> [Material]:
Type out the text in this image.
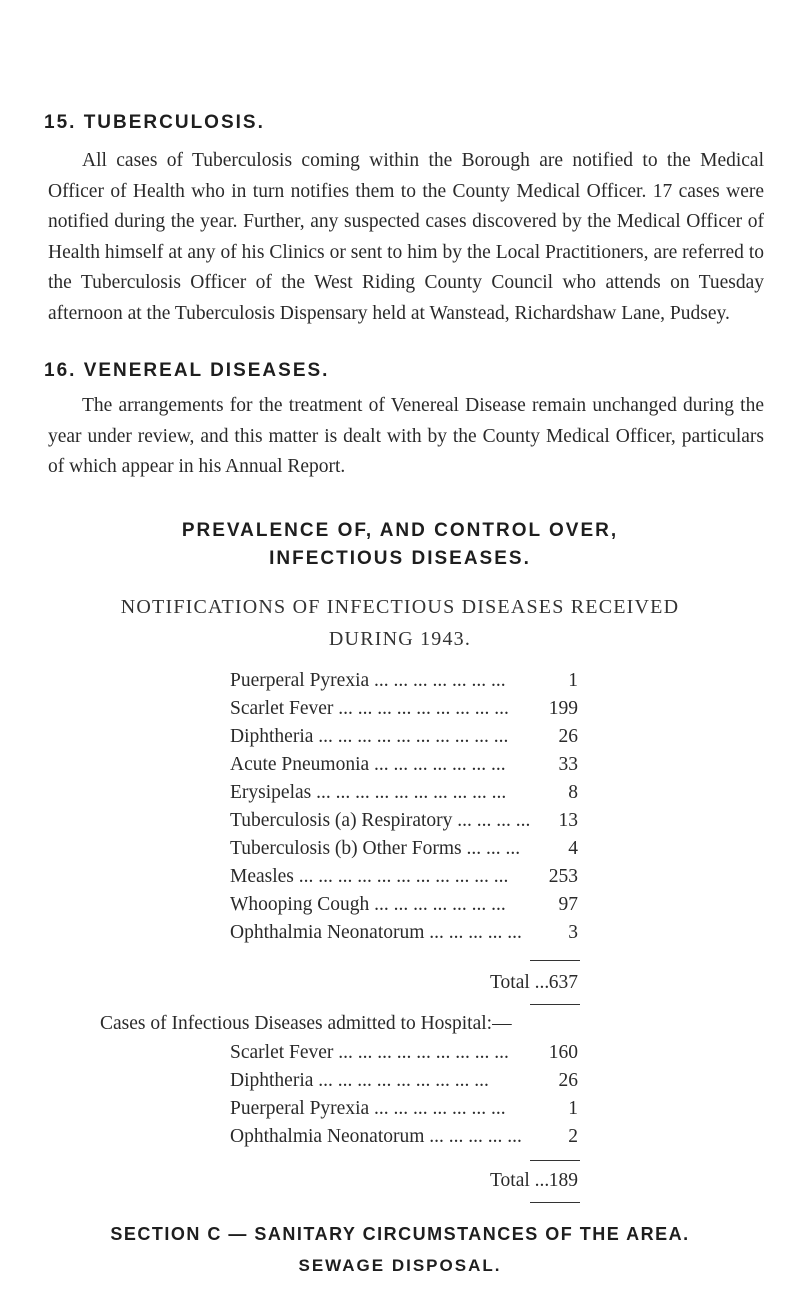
15. TUBERCULOSIS.
All cases of Tuberculosis coming within the Borough are notified to the Medical Officer of Health who in turn notifies them to the County Medical Officer. 17 cases were notified during the year. Further, any suspected cases discovered by the Medical Officer of Health himself at any of his Clinics or sent to him by the Local Practitioners, are referred to the Tuberculosis Officer of the West Riding County Council who attends on Tuesday afternoon at the Tuberculosis Dispensary held at Wanstead, Richardshaw Lane, Pudsey.
16. VENEREAL DISEASES.
The arrangements for the treatment of Venereal Disease remain unchanged during the year under review, and this matter is dealt with by the County Medical Officer, particulars of which appear in his Annual Report.
PREVALENCE OF, AND CONTROL OVER,
INFECTIOUS DISEASES.
NOTIFICATIONS OF INFECTIOUS DISEASES RECEIVED
DURING 1943.
Puerperal Pyrexia ... ... ... ... ... ... ...	1
Scarlet Fever ... ... ... ... ... ... ... ... ... 199
Diphtheria ... ... ... ... ... ... ... ... ... ...	26
Acute Pneumonia ... ... ... ... ... ... ...	33
Erysipelas ... ... ... ... ... ... ... ... ... ...	8
Tuberculosis (a) Respiratory ... ... ... ... 13
Tuberculosis (b) Other Forms ... ... ... 4
Measles ... ... ... ... ... ... ... ... ... ... ... 253
Whooping Cough ... ... ... ... ... ... ...	97
Ophthalmia Neonatorum ... ... ... ... ... 3
Total ... 637
Cases of Infectious Diseases admitted to Hospital:—
Scarlet Fever ... ... ... ... ... ... ... ... ... 160
Diphtheria ... ... ... ... ... ... ... ... ...	26
Puerperal Pyrexia ... ... ... ... ... ... ...	1
Ophthalmia Neonatorum ... ... ... ... ... 2
Total ... 189
SECTION C — SANITARY CIRCUMSTANCES OF THE AREA.
SEWAGE DISPOSAL.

> [Aim of the exercise]:
Among these entries, how many lines include the string "this"? Reply with the number by itself.

> [Correct response]:
2